* **What you will do**: Reproduce every entry exactly and leave its pictures out.

* **Given entries**:
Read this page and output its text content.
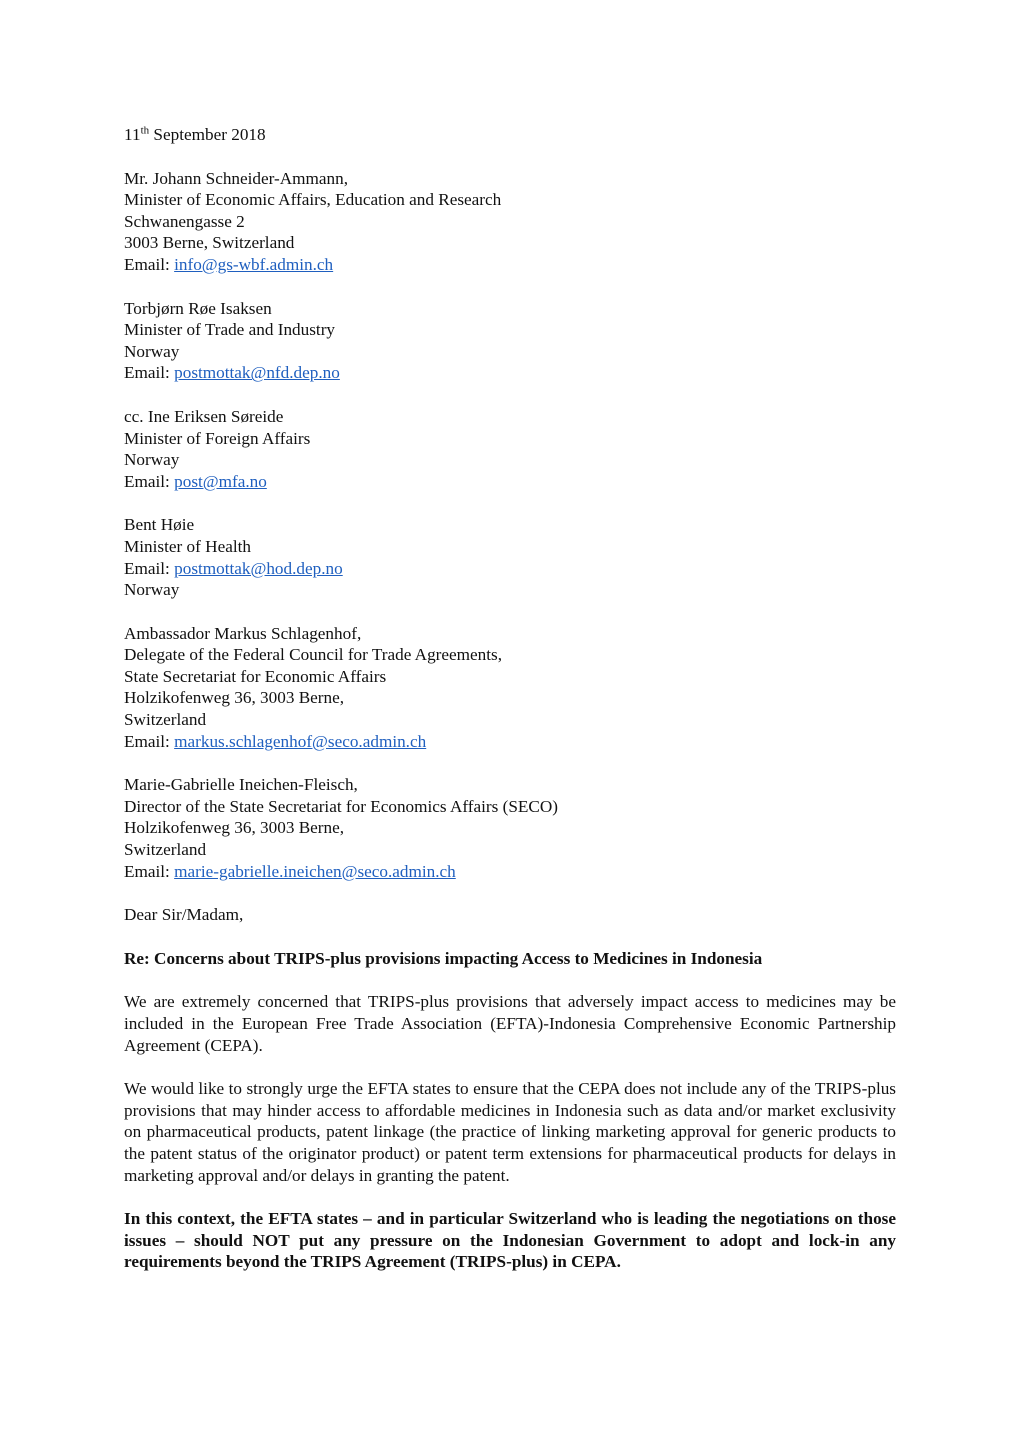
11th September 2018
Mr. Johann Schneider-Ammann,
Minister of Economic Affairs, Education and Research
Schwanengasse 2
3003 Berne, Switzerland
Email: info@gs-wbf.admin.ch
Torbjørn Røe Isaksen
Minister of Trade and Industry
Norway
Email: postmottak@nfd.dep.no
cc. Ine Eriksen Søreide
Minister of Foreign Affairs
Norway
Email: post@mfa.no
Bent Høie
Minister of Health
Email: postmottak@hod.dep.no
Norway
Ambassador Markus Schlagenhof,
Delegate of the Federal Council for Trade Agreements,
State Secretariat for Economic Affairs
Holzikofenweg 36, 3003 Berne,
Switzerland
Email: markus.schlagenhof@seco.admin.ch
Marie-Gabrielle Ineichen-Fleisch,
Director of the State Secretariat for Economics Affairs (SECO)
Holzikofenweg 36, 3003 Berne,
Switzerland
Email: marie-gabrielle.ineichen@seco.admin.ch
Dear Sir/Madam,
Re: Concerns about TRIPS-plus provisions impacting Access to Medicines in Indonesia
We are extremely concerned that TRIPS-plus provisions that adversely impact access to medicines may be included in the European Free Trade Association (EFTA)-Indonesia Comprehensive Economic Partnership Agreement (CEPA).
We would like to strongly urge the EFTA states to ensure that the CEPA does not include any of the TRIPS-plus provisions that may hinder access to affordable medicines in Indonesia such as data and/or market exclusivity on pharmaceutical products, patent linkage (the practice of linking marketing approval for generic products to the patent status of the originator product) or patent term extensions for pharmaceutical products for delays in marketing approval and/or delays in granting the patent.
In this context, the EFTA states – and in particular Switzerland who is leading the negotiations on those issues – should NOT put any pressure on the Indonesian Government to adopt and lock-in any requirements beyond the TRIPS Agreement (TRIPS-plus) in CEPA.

* **Answer for this exercise**:
Read this page and output its text content.
11th September 2018
Mr. Johann Schneider-Ammann,
Minister of Economic Affairs, Education and Research
Schwanengasse 2
3003 Berne, Switzerland
Email: info@gs-wbf.admin.ch
Torbjørn Røe Isaksen
Minister of Trade and Industry
Norway
Email: postmottak@nfd.dep.no
cc. Ine Eriksen Søreide
Minister of Foreign Affairs
Norway
Email: post@mfa.no
Bent Høie
Minister of Health
Email: postmottak@hod.dep.no
Norway
Ambassador Markus Schlagenhof,
Delegate of the Federal Council for Trade Agreements,
State Secretariat for Economic Affairs
Holzikofenweg 36, 3003 Berne,
Switzerland
Email: markus.schlagenhof@seco.admin.ch
Marie-Gabrielle Ineichen-Fleisch,
Director of the State Secretariat for Economics Affairs (SECO)
Holzikofenweg 36, 3003 Berne,
Switzerland
Email: marie-gabrielle.ineichen@seco.admin.ch
Dear Sir/Madam,
Re: Concerns about TRIPS-plus provisions impacting Access to Medicines in Indonesia
We are extremely concerned that TRIPS-plus provisions that adversely impact access to medicines may be included in the European Free Trade Association (EFTA)-Indonesia Comprehensive Economic Partnership Agreement (CEPA).
We would like to strongly urge the EFTA states to ensure that the CEPA does not include any of the TRIPS-plus provisions that may hinder access to affordable medicines in Indonesia such as data and/or market exclusivity on pharmaceutical products, patent linkage (the practice of linking marketing approval for generic products to the patent status of the originator product) or patent term extensions for pharmaceutical products for delays in marketing approval and/or delays in granting the patent.
In this context, the EFTA states – and in particular Switzerland who is leading the negotiations on those issues – should NOT put any pressure on the Indonesian Government to adopt and lock-in any requirements beyond the TRIPS Agreement (TRIPS-plus) in CEPA.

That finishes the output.